[Saved entries]
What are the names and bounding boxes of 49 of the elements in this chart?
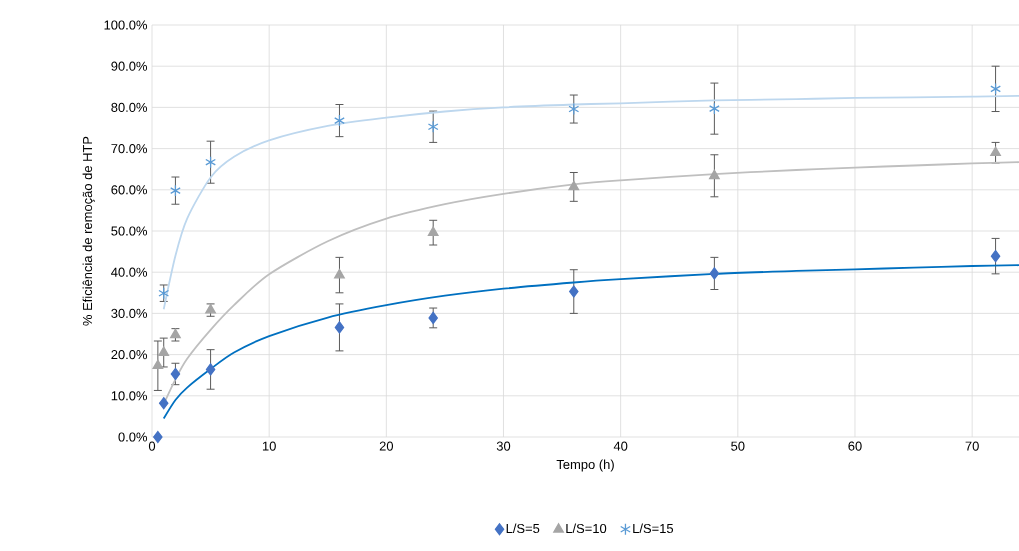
y-tick-label: 90.0% (111, 61, 148, 71)
point (170, 184, 181, 197)
point (334, 114, 345, 127)
point (427, 120, 439, 133)
y-tick-label: 0.0% (118, 432, 148, 442)
point (990, 82, 1001, 95)
x-tick-label: 10 (262, 441, 276, 451)
point (334, 321, 345, 334)
point (709, 267, 720, 280)
y-tick-label: 100.0% (104, 20, 148, 30)
point (708, 169, 720, 180)
x-axis-title: Tempo (h) (556, 459, 614, 472)
x-tick-label: 40 (613, 441, 628, 451)
y-tick-label: 30.0% (111, 308, 148, 318)
y-tick-label: 20.0% (111, 350, 148, 360)
x-tick-label: 50 (731, 441, 745, 451)
point (708, 102, 720, 115)
legend-label: L/S=5 (506, 523, 540, 534)
y-tick-label: 70.0% (111, 144, 148, 154)
point (568, 180, 580, 191)
legend-label: L/S=15 (633, 523, 674, 534)
point (428, 311, 438, 325)
x-tick-label: 30 (496, 441, 511, 451)
point (427, 226, 439, 237)
point (158, 397, 169, 410)
y-tick-label: 60.0% (111, 185, 148, 195)
point (170, 367, 181, 381)
point (990, 250, 1001, 263)
point (569, 285, 579, 298)
line-series (162, 264, 1019, 420)
x-tick-label: 20 (379, 441, 394, 451)
point (158, 346, 170, 356)
line-series (162, 94, 1019, 311)
y-tick-label: 50.0% (111, 226, 148, 236)
y-axis-title: % Eficiência de remoção de HTP (82, 136, 95, 326)
point (152, 359, 164, 370)
y-tick-label: 10.0% (111, 391, 148, 401)
point (568, 102, 580, 116)
x-tick-label: 0 (148, 441, 156, 451)
y-tick-label: 80.0% (111, 102, 148, 112)
point (334, 268, 345, 279)
y-tick-label: 40.0% (111, 267, 148, 277)
legend-label: L/S=10 (566, 523, 607, 534)
point (990, 146, 1001, 157)
x-tick-label: 70 (965, 441, 979, 451)
point (205, 363, 216, 376)
point (153, 430, 163, 444)
x-tick-label: 60 (848, 441, 862, 451)
point (205, 156, 216, 169)
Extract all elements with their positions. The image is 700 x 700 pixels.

* **Given request**
Copy out every line from the one containing "y-tick-label: 90.0% (111, 61, 148, 71)" down to the one containing "y-tick-label: 30.0% (111, 308, 148, 318)", both included, with no changes.

* **Output of the task**
y-tick-label: 90.0% (111, 61, 148, 71)
point (170, 184, 181, 197)
point (334, 114, 345, 127)
point (427, 120, 439, 133)
y-tick-label: 0.0% (118, 432, 148, 442)
point (990, 82, 1001, 95)
x-tick-label: 10 (262, 441, 276, 451)
point (334, 321, 345, 334)
point (709, 267, 720, 280)
y-tick-label: 100.0% (104, 20, 148, 30)
point (708, 169, 720, 180)
x-axis-title: Tempo (h) (556, 459, 614, 472)
x-tick-label: 40 (613, 441, 628, 451)
y-tick-label: 30.0% (111, 308, 148, 318)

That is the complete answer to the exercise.